_Problem description_
The data must be written out once more, precisely as given.

____________

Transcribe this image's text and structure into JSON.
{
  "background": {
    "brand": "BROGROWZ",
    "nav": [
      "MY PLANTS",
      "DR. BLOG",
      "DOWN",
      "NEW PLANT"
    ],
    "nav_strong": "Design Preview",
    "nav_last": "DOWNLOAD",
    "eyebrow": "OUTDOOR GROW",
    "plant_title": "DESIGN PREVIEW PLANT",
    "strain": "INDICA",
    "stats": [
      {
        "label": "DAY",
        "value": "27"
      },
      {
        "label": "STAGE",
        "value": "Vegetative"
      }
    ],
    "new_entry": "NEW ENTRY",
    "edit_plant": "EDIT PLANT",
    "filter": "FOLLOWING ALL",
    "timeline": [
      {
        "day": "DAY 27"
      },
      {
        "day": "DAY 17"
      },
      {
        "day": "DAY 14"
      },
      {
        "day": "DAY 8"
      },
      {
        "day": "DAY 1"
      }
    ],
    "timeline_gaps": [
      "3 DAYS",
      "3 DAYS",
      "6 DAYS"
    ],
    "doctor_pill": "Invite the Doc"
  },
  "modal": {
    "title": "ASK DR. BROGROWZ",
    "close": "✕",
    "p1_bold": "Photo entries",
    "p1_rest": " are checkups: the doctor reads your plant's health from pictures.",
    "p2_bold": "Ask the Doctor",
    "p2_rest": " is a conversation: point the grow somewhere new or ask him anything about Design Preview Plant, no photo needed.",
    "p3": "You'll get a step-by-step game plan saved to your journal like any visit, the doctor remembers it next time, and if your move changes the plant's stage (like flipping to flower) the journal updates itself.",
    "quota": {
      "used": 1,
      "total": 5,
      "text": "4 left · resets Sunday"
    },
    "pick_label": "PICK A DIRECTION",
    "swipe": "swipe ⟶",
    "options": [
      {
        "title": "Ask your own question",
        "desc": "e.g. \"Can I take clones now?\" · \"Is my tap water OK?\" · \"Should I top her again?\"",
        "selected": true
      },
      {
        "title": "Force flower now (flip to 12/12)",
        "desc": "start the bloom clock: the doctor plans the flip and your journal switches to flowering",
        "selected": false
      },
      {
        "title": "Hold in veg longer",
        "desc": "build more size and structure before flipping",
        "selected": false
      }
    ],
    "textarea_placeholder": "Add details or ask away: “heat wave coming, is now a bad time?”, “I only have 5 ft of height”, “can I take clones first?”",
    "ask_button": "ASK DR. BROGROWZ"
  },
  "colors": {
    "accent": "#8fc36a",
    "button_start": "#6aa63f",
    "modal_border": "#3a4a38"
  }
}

____________

_The output_
Transcribe this image's text and structure into JSON.
{
  "background": {
    "brand": "BROGROWZ",
    "nav": [
      "MY PLANTS",
      "DR. BLOG",
      "DOWN",
      "NEW PLANT"
    ],
    "nav_strong": "Design Preview",
    "nav_last": "DOWNLOAD",
    "eyebrow": "OUTDOOR GROW",
    "plant_title": "DESIGN PREVIEW PLANT",
    "strain": "INDICA",
    "stats": [
      {
        "label": "DAY",
        "value": "27"
      },
      {
        "label": "STAGE",
        "value": "Vegetative"
      }
    ],
    "new_entry": "NEW ENTRY",
    "edit_plant": "EDIT PLANT",
    "filter": "FOLLOWING ALL",
    "timeline": [
      {
        "day": "DAY 27"
      },
      {
        "day": "DAY 17"
      },
      {
        "day": "DAY 14"
      },
      {
        "day": "DAY 8"
      },
      {
        "day": "DAY 1"
      }
    ],
    "timeline_gaps": [
      "3 DAYS",
      "3 DAYS",
      "6 DAYS"
    ],
    "doctor_pill": "Invite the Doc"
  },
  "modal": {
    "title": "ASK DR. BROGROWZ",
    "close": "✕",
    "p1_bold": "Photo entries",
    "p1_rest": " are checkups: the doctor reads your plant's health from pictures.",
    "p2_bold": "Ask the Doctor",
    "p2_rest": " is a conversation: point the grow somewhere new or ask him anything about Design Preview Plant, no photo needed.",
    "p3": "You'll get a step-by-step game plan saved to your journal like any visit, the doctor remembers it next time, and if your move changes the plant's stage (like flipping to flower) the journal updates itself.",
    "quota": {
      "used": 1,
      "total": 5,
      "text": "4 left · resets Sunday"
    },
    "pick_label": "PICK A DIRECTION",
    "swipe": "swipe ⟶",
    "options": [
      {
        "title": "Ask your own question",
        "desc": "e.g. \"Can I take clones now?\" · \"Is my tap water OK?\" · \"Should I top her again?\"",
        "selected": true
      },
      {
        "title": "Force flower now (flip to 12/12)",
        "desc": "start the bloom clock: the doctor plans the flip and your journal switches to flowering",
        "selected": false
      },
      {
        "title": "Hold in veg longer",
        "desc": "build more size and structure before flipping",
        "selected": false
      }
    ],
    "textarea_placeholder": "Add details or ask away: “heat wave coming, is now a bad time?”, “I only have 5 ft of height”, “can I take clones first?”",
    "ask_button": "ASK DR. BROGROWZ"
  },
  "colors": {
    "accent": "#8fc36a",
    "button_start": "#6aa63f",
    "modal_border": "#3a4a38"
  }
}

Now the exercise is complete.